### Exercise requirements
[a] In the travel blog entry, what did the writer drink at the Tea Smith?
[b] Copy out the records word for word, starting at their first line and continuing up to and including the line that contains "Output each element".

Day 21: A New Friend in Council Bluffs

It was 38 degrees this morning and I had to deice the windshield. Now I know I’m really headed home. Too bad I couldn’t bring just a bit of the heat from Austin with me.

Annaleah & Sue
Annaleah and Sue in the Old Market section of Omaha

After circling around a bit with Ms. Garmin leading me on a merry chase, I drove into downtown Omaha to meet a young VISTA volunteer I made contact with during an online class we both took. She offered to be my tour guide here. Annaleah grew up in a nearby town and now lives in Council Bluffs, Iowa, across the Missouri River from Omaha. She showed me the sights in both cities and took me to some of her favorite places.

Commemorative markers in Council Bluffs, where Lewis and Clark held a council with the Indians on the bluffs of Iowa along the Missouri River. The city got its name from the event.
*Sue on Bridge
Sue on the pedestrian bridge that spans the Missouri River and links Iowa and Nebraska
*In two states
Standing in two states over the Missouri.

What a treat to get to know Annaleah! As a VISTA, she worked at a regional food bank. Now she’s employed by Head Start, where she works with families of Head Start students to bring stability to their lives.

Our tour began at the Tea Smith with cups of delicious tea to warm us and a cranberry scone to fortify us. I sipped coconut chai, and Annaleah enjoyed an aromatic cup of almond apple delight while we chatted about ourselves and shared experiences.

### Listed entries
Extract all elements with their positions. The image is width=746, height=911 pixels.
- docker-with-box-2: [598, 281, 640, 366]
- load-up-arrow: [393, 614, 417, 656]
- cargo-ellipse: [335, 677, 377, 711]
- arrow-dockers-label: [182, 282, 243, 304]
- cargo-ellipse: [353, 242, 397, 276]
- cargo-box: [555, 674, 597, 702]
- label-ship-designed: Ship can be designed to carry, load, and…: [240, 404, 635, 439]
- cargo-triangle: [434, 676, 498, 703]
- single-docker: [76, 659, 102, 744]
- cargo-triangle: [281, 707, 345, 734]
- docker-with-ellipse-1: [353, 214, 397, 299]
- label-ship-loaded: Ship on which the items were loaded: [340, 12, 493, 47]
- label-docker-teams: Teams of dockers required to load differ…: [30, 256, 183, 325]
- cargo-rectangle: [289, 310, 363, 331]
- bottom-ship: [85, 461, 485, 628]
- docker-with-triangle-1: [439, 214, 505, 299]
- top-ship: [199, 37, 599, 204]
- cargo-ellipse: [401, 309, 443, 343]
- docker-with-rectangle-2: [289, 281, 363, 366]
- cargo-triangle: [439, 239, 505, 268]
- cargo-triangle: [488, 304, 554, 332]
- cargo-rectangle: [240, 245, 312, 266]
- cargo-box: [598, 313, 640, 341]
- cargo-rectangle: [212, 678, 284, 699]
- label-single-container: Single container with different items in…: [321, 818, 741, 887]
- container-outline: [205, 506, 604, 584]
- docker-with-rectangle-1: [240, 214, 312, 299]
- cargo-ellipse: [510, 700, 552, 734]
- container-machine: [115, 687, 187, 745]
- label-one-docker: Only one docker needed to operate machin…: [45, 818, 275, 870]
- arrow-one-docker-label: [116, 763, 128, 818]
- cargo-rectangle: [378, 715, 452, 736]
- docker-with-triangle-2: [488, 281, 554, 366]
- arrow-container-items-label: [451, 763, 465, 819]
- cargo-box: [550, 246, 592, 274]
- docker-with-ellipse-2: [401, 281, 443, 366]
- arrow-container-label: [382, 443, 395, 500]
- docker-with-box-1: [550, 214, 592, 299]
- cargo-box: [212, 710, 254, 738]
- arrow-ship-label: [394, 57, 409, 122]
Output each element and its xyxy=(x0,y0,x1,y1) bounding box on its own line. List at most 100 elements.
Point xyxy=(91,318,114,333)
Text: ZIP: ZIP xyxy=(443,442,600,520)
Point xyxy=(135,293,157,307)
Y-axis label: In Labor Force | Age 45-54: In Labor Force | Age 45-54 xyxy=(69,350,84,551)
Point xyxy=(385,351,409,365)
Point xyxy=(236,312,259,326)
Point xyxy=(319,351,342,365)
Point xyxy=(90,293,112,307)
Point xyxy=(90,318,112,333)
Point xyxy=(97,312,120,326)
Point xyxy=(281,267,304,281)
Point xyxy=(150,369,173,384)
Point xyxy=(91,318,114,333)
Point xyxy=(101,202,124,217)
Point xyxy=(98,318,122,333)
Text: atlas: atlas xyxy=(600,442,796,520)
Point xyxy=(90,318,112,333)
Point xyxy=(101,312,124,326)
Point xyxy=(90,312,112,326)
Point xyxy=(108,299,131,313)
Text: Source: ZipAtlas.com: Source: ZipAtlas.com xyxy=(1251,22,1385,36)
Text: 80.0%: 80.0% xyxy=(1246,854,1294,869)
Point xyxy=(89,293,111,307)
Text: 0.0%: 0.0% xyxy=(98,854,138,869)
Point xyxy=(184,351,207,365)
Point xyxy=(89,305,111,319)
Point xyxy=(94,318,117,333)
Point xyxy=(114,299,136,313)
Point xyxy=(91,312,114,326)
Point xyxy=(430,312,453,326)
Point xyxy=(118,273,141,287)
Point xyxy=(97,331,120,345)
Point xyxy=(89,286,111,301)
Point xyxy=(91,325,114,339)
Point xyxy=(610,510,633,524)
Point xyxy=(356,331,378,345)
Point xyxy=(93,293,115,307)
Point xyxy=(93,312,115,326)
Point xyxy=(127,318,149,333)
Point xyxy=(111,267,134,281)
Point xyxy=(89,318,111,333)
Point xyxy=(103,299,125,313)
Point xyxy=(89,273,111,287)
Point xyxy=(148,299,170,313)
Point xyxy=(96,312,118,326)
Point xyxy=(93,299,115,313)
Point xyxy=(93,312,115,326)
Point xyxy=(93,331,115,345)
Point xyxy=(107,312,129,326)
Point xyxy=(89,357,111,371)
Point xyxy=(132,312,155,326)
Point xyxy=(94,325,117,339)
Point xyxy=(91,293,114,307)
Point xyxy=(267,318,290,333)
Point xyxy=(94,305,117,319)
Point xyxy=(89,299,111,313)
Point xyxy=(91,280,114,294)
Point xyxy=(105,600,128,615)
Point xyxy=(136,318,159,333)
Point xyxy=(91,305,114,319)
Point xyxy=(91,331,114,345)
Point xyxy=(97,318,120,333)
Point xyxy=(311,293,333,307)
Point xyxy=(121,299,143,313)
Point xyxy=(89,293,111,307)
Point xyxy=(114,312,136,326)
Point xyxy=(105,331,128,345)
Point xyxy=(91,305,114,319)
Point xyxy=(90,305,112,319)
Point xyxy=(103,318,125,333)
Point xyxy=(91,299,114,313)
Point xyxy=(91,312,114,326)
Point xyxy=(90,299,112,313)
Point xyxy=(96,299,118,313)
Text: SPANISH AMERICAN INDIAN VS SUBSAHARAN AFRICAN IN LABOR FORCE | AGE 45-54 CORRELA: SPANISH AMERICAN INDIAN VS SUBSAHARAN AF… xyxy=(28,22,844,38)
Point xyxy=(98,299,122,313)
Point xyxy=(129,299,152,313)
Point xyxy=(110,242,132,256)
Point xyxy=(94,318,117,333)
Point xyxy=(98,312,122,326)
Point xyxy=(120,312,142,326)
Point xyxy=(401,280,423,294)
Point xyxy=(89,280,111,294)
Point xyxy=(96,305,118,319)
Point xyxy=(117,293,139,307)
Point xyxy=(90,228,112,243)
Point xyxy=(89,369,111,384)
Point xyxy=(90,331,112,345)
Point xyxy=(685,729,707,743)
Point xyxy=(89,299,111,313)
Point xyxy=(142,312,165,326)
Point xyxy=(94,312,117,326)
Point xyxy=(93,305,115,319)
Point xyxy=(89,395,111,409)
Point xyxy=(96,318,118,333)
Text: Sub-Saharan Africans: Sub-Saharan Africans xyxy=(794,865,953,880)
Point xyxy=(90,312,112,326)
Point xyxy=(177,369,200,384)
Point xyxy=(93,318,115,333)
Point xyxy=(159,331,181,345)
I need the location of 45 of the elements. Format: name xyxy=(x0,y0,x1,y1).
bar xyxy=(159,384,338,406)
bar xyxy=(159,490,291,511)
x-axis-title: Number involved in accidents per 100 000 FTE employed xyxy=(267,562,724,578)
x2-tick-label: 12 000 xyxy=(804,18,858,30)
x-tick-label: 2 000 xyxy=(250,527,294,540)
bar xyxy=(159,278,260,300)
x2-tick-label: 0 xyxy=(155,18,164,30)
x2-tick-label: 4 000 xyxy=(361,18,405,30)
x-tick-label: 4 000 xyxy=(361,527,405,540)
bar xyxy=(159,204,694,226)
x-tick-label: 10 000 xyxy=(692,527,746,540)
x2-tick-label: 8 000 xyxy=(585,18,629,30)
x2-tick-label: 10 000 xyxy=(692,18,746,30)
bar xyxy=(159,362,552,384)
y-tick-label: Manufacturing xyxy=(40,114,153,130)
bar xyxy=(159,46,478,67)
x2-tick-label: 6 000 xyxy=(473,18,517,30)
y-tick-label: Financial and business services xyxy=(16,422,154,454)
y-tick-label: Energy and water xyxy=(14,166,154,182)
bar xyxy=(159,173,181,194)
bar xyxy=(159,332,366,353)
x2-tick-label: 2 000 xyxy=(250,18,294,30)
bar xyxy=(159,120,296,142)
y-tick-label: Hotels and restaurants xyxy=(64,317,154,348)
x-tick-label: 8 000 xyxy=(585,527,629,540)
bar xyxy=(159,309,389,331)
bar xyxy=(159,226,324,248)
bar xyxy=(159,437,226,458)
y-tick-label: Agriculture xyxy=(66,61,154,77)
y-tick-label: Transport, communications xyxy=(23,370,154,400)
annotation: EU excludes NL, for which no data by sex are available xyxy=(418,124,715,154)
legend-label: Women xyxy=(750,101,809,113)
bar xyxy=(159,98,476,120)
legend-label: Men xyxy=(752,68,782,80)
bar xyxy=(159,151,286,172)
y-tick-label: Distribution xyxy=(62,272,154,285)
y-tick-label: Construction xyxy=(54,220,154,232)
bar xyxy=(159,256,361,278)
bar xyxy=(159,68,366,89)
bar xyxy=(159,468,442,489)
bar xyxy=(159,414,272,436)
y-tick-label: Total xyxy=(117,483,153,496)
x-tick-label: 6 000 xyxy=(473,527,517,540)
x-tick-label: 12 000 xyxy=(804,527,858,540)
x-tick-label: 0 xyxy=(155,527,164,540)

### Responses to the tasks
[a] Coconut chai.

[b]
Extract all elements with their positions. The image is width=746, height=911 pixels.
- docker-with-box-2: [598, 281, 640, 366]
- load-up-arrow: [393, 614, 417, 656]
- cargo-ellipse: [335, 677, 377, 711]
- arrow-dockers-label: [182, 282, 243, 304]
- cargo-ellipse: [353, 242, 397, 276]
- cargo-box: [555, 674, 597, 702]
- label-ship-designed: Ship can be designed to carry, load, and…: [240, 404, 635, 439]
- cargo-triangle: [434, 676, 498, 703]
- single-docker: [76, 659, 102, 744]
- cargo-triangle: [281, 707, 345, 734]
- docker-with-ellipse-1: [353, 214, 397, 299]
- label-ship-loaded: Ship on which the items were loaded: [340, 12, 493, 47]
- label-docker-teams: Teams of dockers required to load differ…: [30, 256, 183, 325]
- cargo-rectangle: [289, 310, 363, 331]
- bottom-ship: [85, 461, 485, 628]
- docker-with-triangle-1: [439, 214, 505, 299]
- top-ship: [199, 37, 599, 204]
- cargo-ellipse: [401, 309, 443, 343]
- docker-with-rectangle-2: [289, 281, 363, 366]
- cargo-triangle: [439, 239, 505, 268]
- cargo-triangle: [488, 304, 554, 332]
- cargo-rectangle: [240, 245, 312, 266]
- cargo-box: [598, 313, 640, 341]
- cargo-rectangle: [212, 678, 284, 699]
- label-single-container: Single container with different items in…: [321, 818, 741, 887]
- container-outline: [205, 506, 604, 584]
- docker-with-rectangle-1: [240, 214, 312, 299]
- cargo-ellipse: [510, 700, 552, 734]
- container-machine: [115, 687, 187, 745]
- label-one-docker: Only one docker needed to operate machin…: [45, 818, 275, 870]
- arrow-one-docker-label: [116, 763, 128, 818]
- cargo-rectangle: [378, 715, 452, 736]
- docker-with-triangle-2: [488, 281, 554, 366]
- arrow-container-items-label: [451, 763, 465, 819]
- cargo-box: [550, 246, 592, 274]
- docker-with-ellipse-2: [401, 281, 443, 366]
- arrow-container-label: [382, 443, 395, 500]
- docker-with-box-1: [550, 214, 592, 299]
- cargo-box: [212, 710, 254, 738]
- arrow-ship-label: [394, 57, 409, 122]
Output each element and its xyxy=(x0,y0,x1,y1) bounding box on its own line. List at most 100 elements.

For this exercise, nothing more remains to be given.